## WORK TO BE COMPLETED
Copy out the records in full, word for word, without pictures.

——————————

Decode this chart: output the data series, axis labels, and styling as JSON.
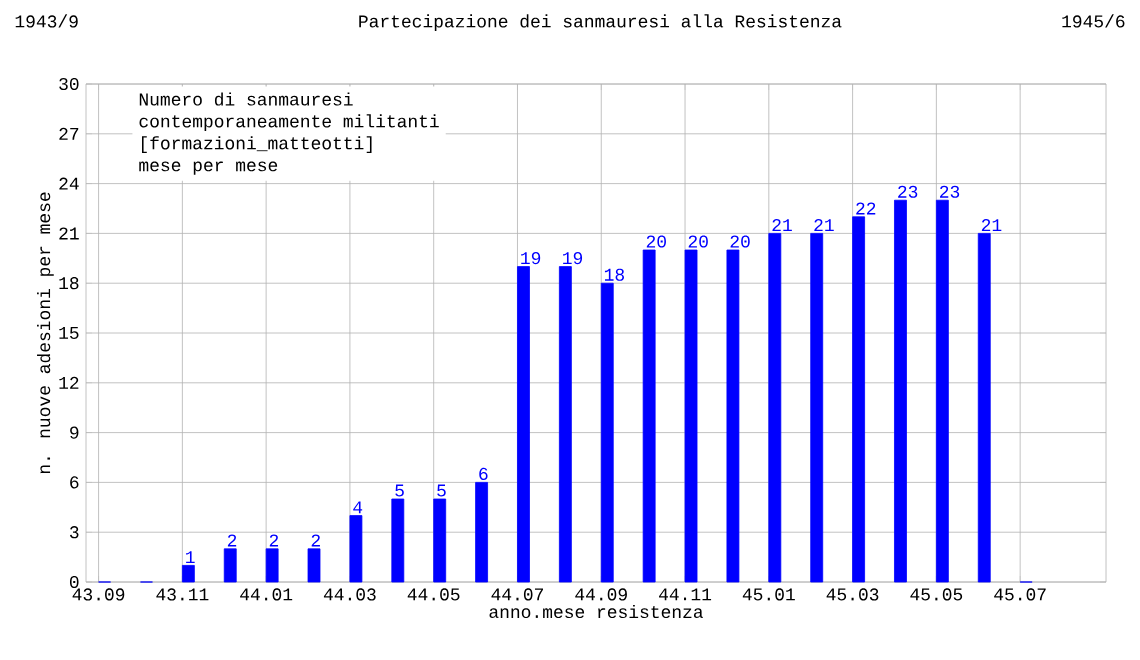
{
  "chart_data": {
    "type": "bar",
    "title": "Partecipazione dei sanmauresi alla Resistenza",
    "xlabel": "anno.mese resistenza",
    "ylabel": "n. nuove adesioni per mese",
    "annotations": [
      "1943/9",
      "1945/6",
      "Numero di sanmauresi",
      "contemporaneamente militanti",
      "[formazioni_matteotti]",
      "mese per mese"
    ],
    "categories": [
      "43.09",
      null,
      "43.11",
      null,
      "44.01",
      null,
      "44.03",
      null,
      "44.05",
      null,
      "44.07",
      null,
      "44.09",
      null,
      "44.11",
      null,
      "45.01",
      null,
      "45.03",
      null,
      "45.05",
      null,
      "45.07"
    ],
    "values": [
      0,
      0,
      1,
      2,
      2,
      2,
      4,
      5,
      5,
      6,
      19,
      19,
      18,
      20,
      20,
      20,
      21,
      21,
      22,
      23,
      23,
      21,
      0
    ],
    "value_labels": [
      null,
      null,
      "1",
      "2",
      "2",
      "2",
      "4",
      "5",
      "5",
      "6",
      "19",
      "19",
      "18",
      "20",
      "20",
      "20",
      "21",
      "21",
      "22",
      "23",
      "23",
      "21",
      null
    ],
    "color": "#0000ff",
    "ylim": [
      0,
      30
    ],
    "yticks": [
      0,
      3,
      6,
      9,
      12,
      15,
      18,
      21,
      24,
      27,
      30
    ],
    "grid": true
  }
}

——————————

## REPLY TO THE EXERCISE
Decode this chart: output the data series, axis labels, and styling as JSON.
{
  "chart_data": {
    "type": "bar",
    "title": "Partecipazione dei sanmauresi alla Resistenza",
    "xlabel": "anno.mese resistenza",
    "ylabel": "n. nuove adesioni per mese",
    "annotations": [
      "1943/9",
      "1945/6",
      "Numero di sanmauresi",
      "contemporaneamente militanti",
      "[formazioni_matteotti]",
      "mese per mese"
    ],
    "categories": [
      "43.09",
      null,
      "43.11",
      null,
      "44.01",
      null,
      "44.03",
      null,
      "44.05",
      null,
      "44.07",
      null,
      "44.09",
      null,
      "44.11",
      null,
      "45.01",
      null,
      "45.03",
      null,
      "45.05",
      null,
      "45.07"
    ],
    "values": [
      0,
      0,
      1,
      2,
      2,
      2,
      4,
      5,
      5,
      6,
      19,
      19,
      18,
      20,
      20,
      20,
      21,
      21,
      22,
      23,
      23,
      21,
      0
    ],
    "value_labels": [
      null,
      null,
      "1",
      "2",
      "2",
      "2",
      "4",
      "5",
      "5",
      "6",
      "19",
      "19",
      "18",
      "20",
      "20",
      "20",
      "21",
      "21",
      "22",
      "23",
      "23",
      "21",
      null
    ],
    "color": "#0000ff",
    "ylim": [
      0,
      30
    ],
    "yticks": [
      0,
      3,
      6,
      9,
      12,
      15,
      18,
      21,
      24,
      27,
      30
    ],
    "grid": true
  }
}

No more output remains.